TASK PROMPT: Pick out the lines below with "посещения" and list them.
* begin EXTRACTED ENTRIES *
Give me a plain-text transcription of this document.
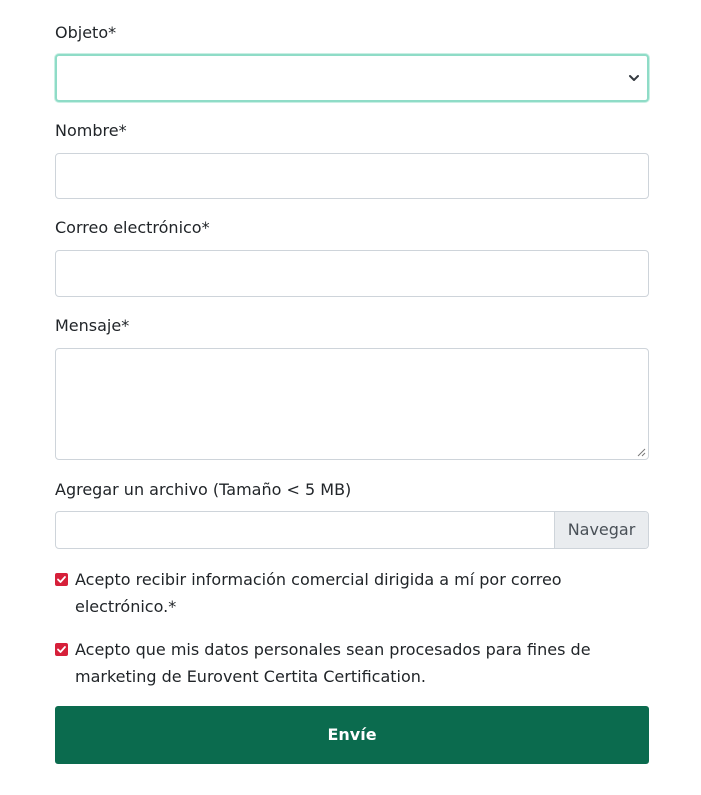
Objeto*
Nombre*
Correo electrónico*
Mensaje*
Agregar un archivo (Tamaño < 5 MB)
Navegar
Acepto recibir información comercial dirigida a mí por correo electrónico.*
Acepto que mis datos personales sean procesados para fines de marketing de Eurovent Certita Certification.
Envíe
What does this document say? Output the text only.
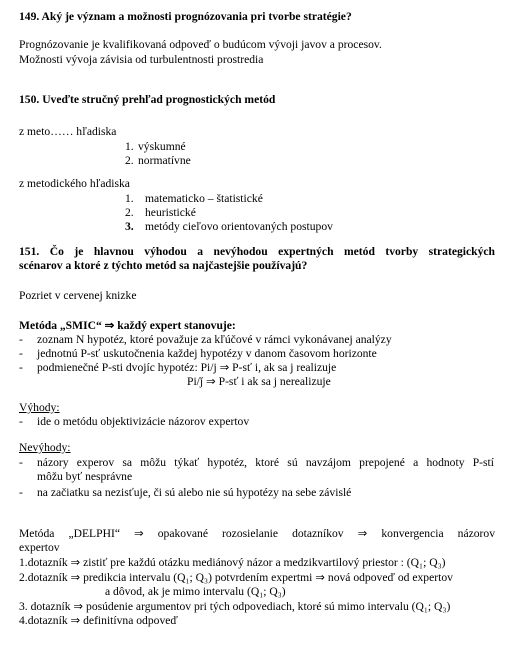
149. Aký je význam a možnosti prognózovania pri tvorbe stratégie?
Prognózovanie je kvalifikovaná odpoveď o budúcom vývoji javov a procesov.
Možnosti vývoja závisia od turbulentnosti prostredia
150. Uveďte stručný prehľad prognostických metód
z meto…… hľadiska
1. výskumné
2. normatívne
z metodického hľadiska
1. matematicko – štatistické
2. heuristické
3. metódy cieľovo orientovaných postupov
151. Čo je hlavnou výhodou a nevýhodou expertných metód tvorby strategických
scénarov a ktoré z týchto metód sa najčastejšie používajú?
Pozriet v cervenej knizke
Metóda „SMIC“ ⇒ každý expert stanovuje:
- zoznam N hypotéz, ktoré považuje za kľúčové v rámci vykonávanej analýzy
- jednotnú P-sť uskutočnenia každej hypotézy v danom časovom horizonte
- podmienečné P-sti dvojíc hypotéz: Pi/j ⇒ P-sť i, ak sa j realizuje
Pi/ǰ ⇒ P-sť i ak sa j nerealizuje
Výhody:
- ide o metódu objektivizácie názorov expertov
Nevýhody:
- názory experov sa môžu týkať hypotéz, ktoré sú navzájom prepojené a hodnoty P-stí
môžu byť nesprávne
- na začiatku sa nezisťuje, či sú alebo nie sú hypotézy na sebe závislé
Metóda „DELPHI“ ⇒ opakované rozosielanie dotazníkov ⇒ konvergencia názorov
expertov
1.dotazník ⇒ zistiť pre každú otázku mediánový názor a medzikvartilový priestor : (Q₁; Q₃)
2.dotazník ⇒ predikcia intervalu (Q₁; Q₃) potvrdením expertmi ⇒ nová odpoveď od expertov
a dôvod, ak je mimo intervalu (Q₁; Q₃)
3. dotazník ⇒ posúdenie argumentov pri tých odpovediach, ktoré sú mimo intervalu (Q₁; Q₃)
4.dotazník ⇒ definitívna odpoveď
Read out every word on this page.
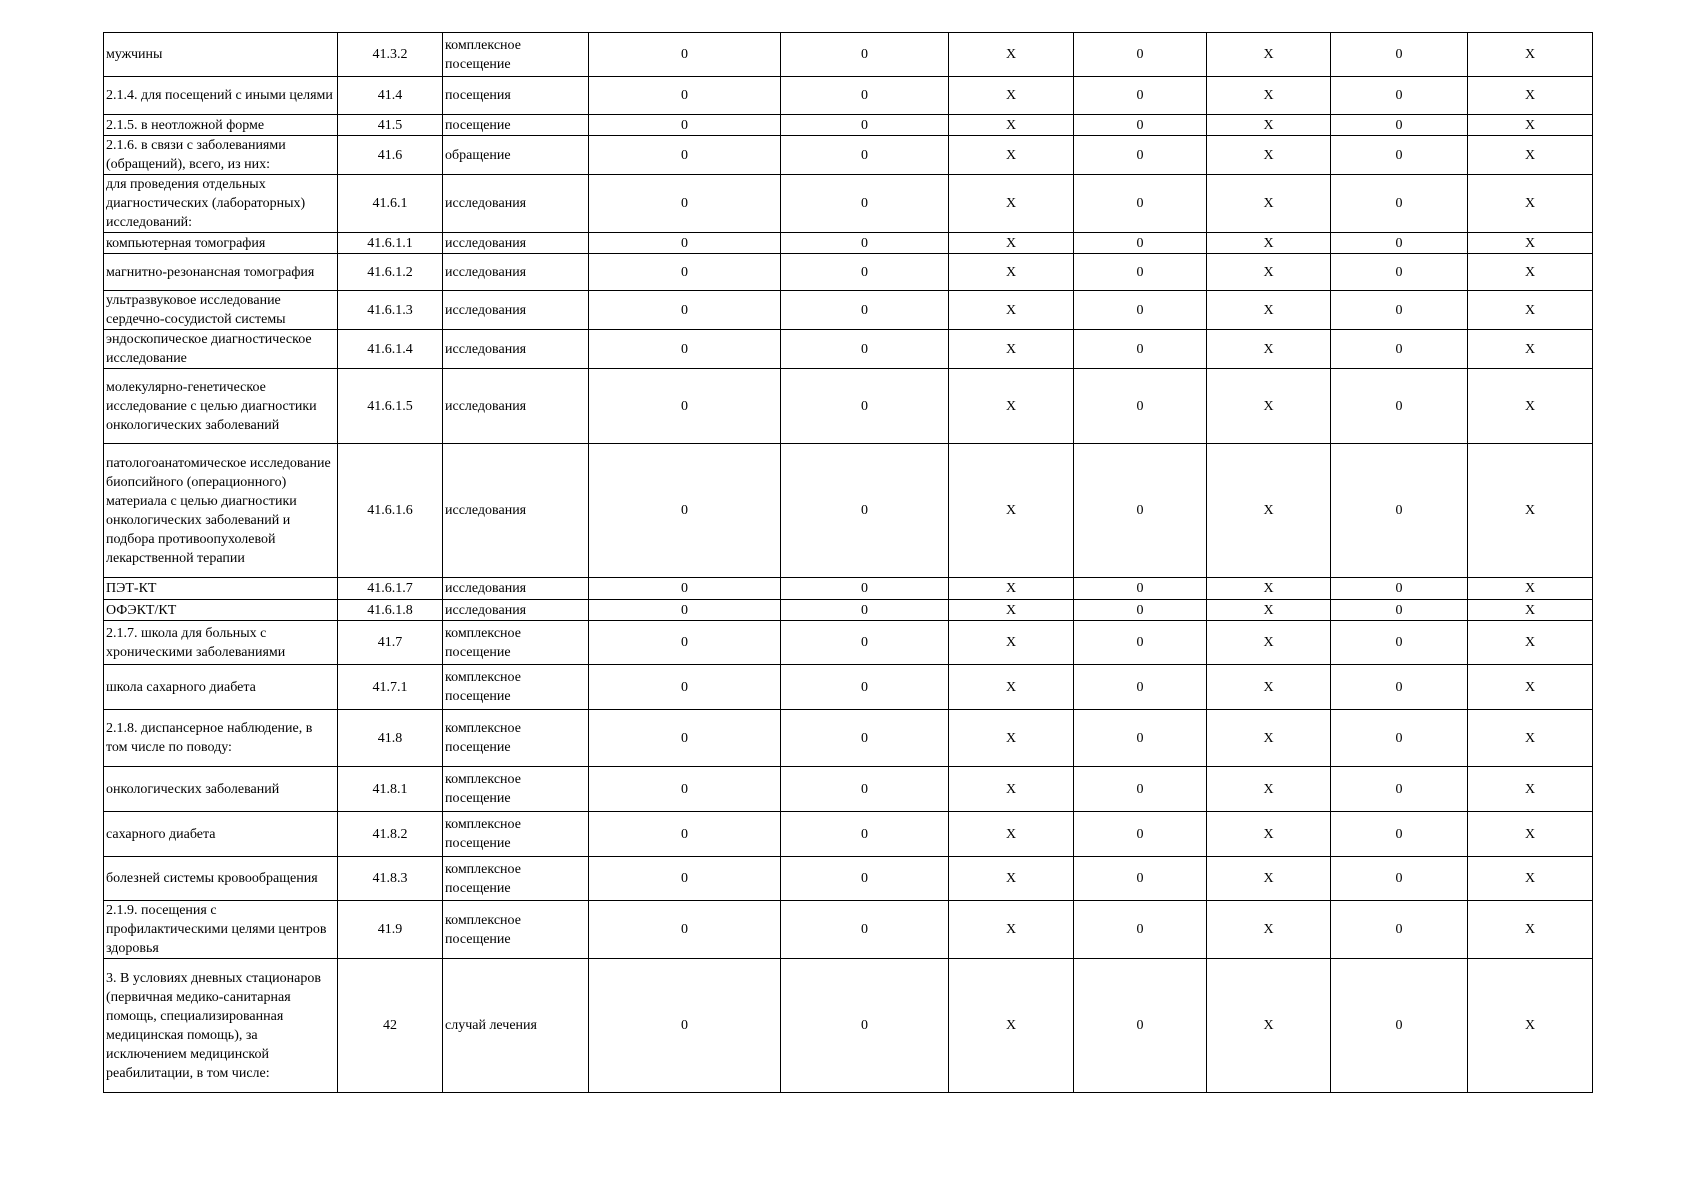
мужчины	41.3.2	комплексное посещение	0	0	X	0	X	0	X
2.1.4. для посещений с иными целями	41.4	посещения	0	0	X	0	X	0	X
2.1.5. в неотложной форме	41.5	посещение	0	0	X	0	X	0	X
2.1.6. в связи с заболеваниями (обращений), всего, из них:	41.6	обращение	0	0	X	0	X	0	X
для проведения отдельных диагностических (лабораторных) исследований:	41.6.1	исследования	0	0	X	0	X	0	X
компьютерная томография	41.6.1.1	исследования	0	0	X	0	X	0	X
магнитно-резонансная томография	41.6.1.2	исследования	0	0	X	0	X	0	X
ультразвуковое исследование сердечно-сосудистой системы	41.6.1.3	исследования	0	0	X	0	X	0	X
эндоскопическое диагностическое исследование	41.6.1.4	исследования	0	0	X	0	X	0	X
молекулярно-генетическое исследование с целью диагностики онкологических заболеваний	41.6.1.5	исследования	0	0	X	0	X	0	X
патологоанатомическое исследование биопсийного (операционного) материала с целью диагностики онкологических заболеваний и подбора противоопухолевой лекарственной терапии	41.6.1.6	исследования	0	0	X	0	X	0	X
ПЭТ-КТ	41.6.1.7	исследования	0	0	X	0	X	0	X
ОФЭКТ/КТ	41.6.1.8	исследования	0	0	X	0	X	0	X
2.1.7. школа для больных с хроническими заболеваниями	41.7	комплексное посещение	0	0	X	0	X	0	X
школа сахарного диабета	41.7.1	комплексное посещение	0	0	X	0	X	0	X
2.1.8. диспансерное наблюдение, в том числе по поводу:	41.8	комплексное посещение	0	0	X	0	X	0	X
онкологических заболеваний	41.8.1	комплексное посещение	0	0	X	0	X	0	X
сахарного диабета	41.8.2	комплексное посещение	0	0	X	0	X	0	X
болезней системы кровообращения	41.8.3	комплексное посещение	0	0	X	0	X	0	X
2.1.9. посещения с профилактическими целями центров здоровья	41.9	комплексное посещение	0	0	X	0	X	0	X
3. В условиях дневных стационаров (первичная медико-санитарная помощь, специализированная медицинская помощь), за исключением медицинской реабилитации, в том числе:	42	случай лечения	0	0	X	0	X	0	X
* end EXTRACTED ENTRIES *
EXERCISE RESPONSE:
2.1.4. для посещений с иными целями	41.4	посещения	0	0	X	0	X	0	X
2.1.9. посещения с профилактическими целями центров здоровья	41.9	комплексное посещение	0	0	X	0	X	0	X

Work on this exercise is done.